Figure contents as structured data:
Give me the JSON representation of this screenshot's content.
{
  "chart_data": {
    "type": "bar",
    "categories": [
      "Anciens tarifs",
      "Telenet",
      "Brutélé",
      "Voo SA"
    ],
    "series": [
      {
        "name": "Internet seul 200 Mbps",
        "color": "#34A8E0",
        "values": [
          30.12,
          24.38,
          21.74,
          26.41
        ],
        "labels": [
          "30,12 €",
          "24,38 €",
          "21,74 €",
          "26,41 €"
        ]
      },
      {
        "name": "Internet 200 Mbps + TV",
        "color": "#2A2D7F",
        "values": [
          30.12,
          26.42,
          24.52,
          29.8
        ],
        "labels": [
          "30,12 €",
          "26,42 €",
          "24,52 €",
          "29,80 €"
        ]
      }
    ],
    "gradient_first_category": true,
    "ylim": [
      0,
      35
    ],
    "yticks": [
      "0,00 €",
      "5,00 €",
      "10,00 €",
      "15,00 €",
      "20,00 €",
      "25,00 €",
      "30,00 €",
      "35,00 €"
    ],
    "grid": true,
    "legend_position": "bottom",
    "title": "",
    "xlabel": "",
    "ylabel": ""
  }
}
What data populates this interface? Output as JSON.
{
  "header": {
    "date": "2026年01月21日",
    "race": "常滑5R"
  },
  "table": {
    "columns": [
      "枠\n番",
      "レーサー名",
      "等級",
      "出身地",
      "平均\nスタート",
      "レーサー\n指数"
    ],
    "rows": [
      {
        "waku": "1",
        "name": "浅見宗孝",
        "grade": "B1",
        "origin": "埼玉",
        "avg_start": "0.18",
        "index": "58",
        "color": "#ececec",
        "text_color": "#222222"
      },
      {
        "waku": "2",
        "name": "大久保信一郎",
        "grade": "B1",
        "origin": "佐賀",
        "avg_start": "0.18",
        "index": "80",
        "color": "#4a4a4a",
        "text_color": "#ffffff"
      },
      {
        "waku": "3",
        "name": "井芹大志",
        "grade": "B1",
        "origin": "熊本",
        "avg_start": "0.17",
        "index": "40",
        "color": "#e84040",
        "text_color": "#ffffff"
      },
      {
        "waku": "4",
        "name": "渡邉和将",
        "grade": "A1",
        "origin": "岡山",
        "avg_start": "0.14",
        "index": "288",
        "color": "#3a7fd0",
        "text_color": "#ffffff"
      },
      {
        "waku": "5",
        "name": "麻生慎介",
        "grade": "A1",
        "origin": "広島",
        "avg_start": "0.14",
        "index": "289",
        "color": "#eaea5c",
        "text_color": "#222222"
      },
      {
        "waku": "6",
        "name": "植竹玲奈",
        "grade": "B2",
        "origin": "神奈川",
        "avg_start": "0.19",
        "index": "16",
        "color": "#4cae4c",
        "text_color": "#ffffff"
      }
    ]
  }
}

**WHAT THE TASK ASKS**
Reproduce every record above exactly as it appears.

**RESPONSE**
Give me the JSON representation of this screenshot's content.
{
  "chart_data": {
    "type": "bar",
    "categories": [
      "Anciens tarifs",
      "Telenet",
      "Brutélé",
      "Voo SA"
    ],
    "series": [
      {
        "name": "Internet seul 200 Mbps",
        "color": "#34A8E0",
        "values": [
          30.12,
          24.38,
          21.74,
          26.41
        ],
        "labels": [
          "30,12 €",
          "24,38 €",
          "21,74 €",
          "26,41 €"
        ]
      },
      {
        "name": "Internet 200 Mbps + TV",
        "color": "#2A2D7F",
        "values": [
          30.12,
          26.42,
          24.52,
          29.8
        ],
        "labels": [
          "30,12 €",
          "26,42 €",
          "24,52 €",
          "29,80 €"
        ]
      }
    ],
    "gradient_first_category": true,
    "ylim": [
      0,
      35
    ],
    "yticks": [
      "0,00 €",
      "5,00 €",
      "10,00 €",
      "15,00 €",
      "20,00 €",
      "25,00 €",
      "30,00 €",
      "35,00 €"
    ],
    "grid": true,
    "legend_position": "bottom",
    "title": "",
    "xlabel": "",
    "ylabel": ""
  }
}
What data populates this interface? Output as JSON.
{
  "header": {
    "date": "2026年01月21日",
    "race": "常滑5R"
  },
  "table": {
    "columns": [
      "枠\n番",
      "レーサー名",
      "等級",
      "出身地",
      "平均\nスタート",
      "レーサー\n指数"
    ],
    "rows": [
      {
        "waku": "1",
        "name": "浅見宗孝",
        "grade": "B1",
        "origin": "埼玉",
        "avg_start": "0.18",
        "index": "58",
        "color": "#ececec",
        "text_color": "#222222"
      },
      {
        "waku": "2",
        "name": "大久保信一郎",
        "grade": "B1",
        "origin": "佐賀",
        "avg_start": "0.18",
        "index": "80",
        "color": "#4a4a4a",
        "text_color": "#ffffff"
      },
      {
        "waku": "3",
        "name": "井芹大志",
        "grade": "B1",
        "origin": "熊本",
        "avg_start": "0.17",
        "index": "40",
        "color": "#e84040",
        "text_color": "#ffffff"
      },
      {
        "waku": "4",
        "name": "渡邉和将",
        "grade": "A1",
        "origin": "岡山",
        "avg_start": "0.14",
        "index": "288",
        "color": "#3a7fd0",
        "text_color": "#ffffff"
      },
      {
        "waku": "5",
        "name": "麻生慎介",
        "grade": "A1",
        "origin": "広島",
        "avg_start": "0.14",
        "index": "289",
        "color": "#eaea5c",
        "text_color": "#222222"
      },
      {
        "waku": "6",
        "name": "植竹玲奈",
        "grade": "B2",
        "origin": "神奈川",
        "avg_start": "0.19",
        "index": "16",
        "color": "#4cae4c",
        "text_color": "#ffffff"
      }
    ]
  }
}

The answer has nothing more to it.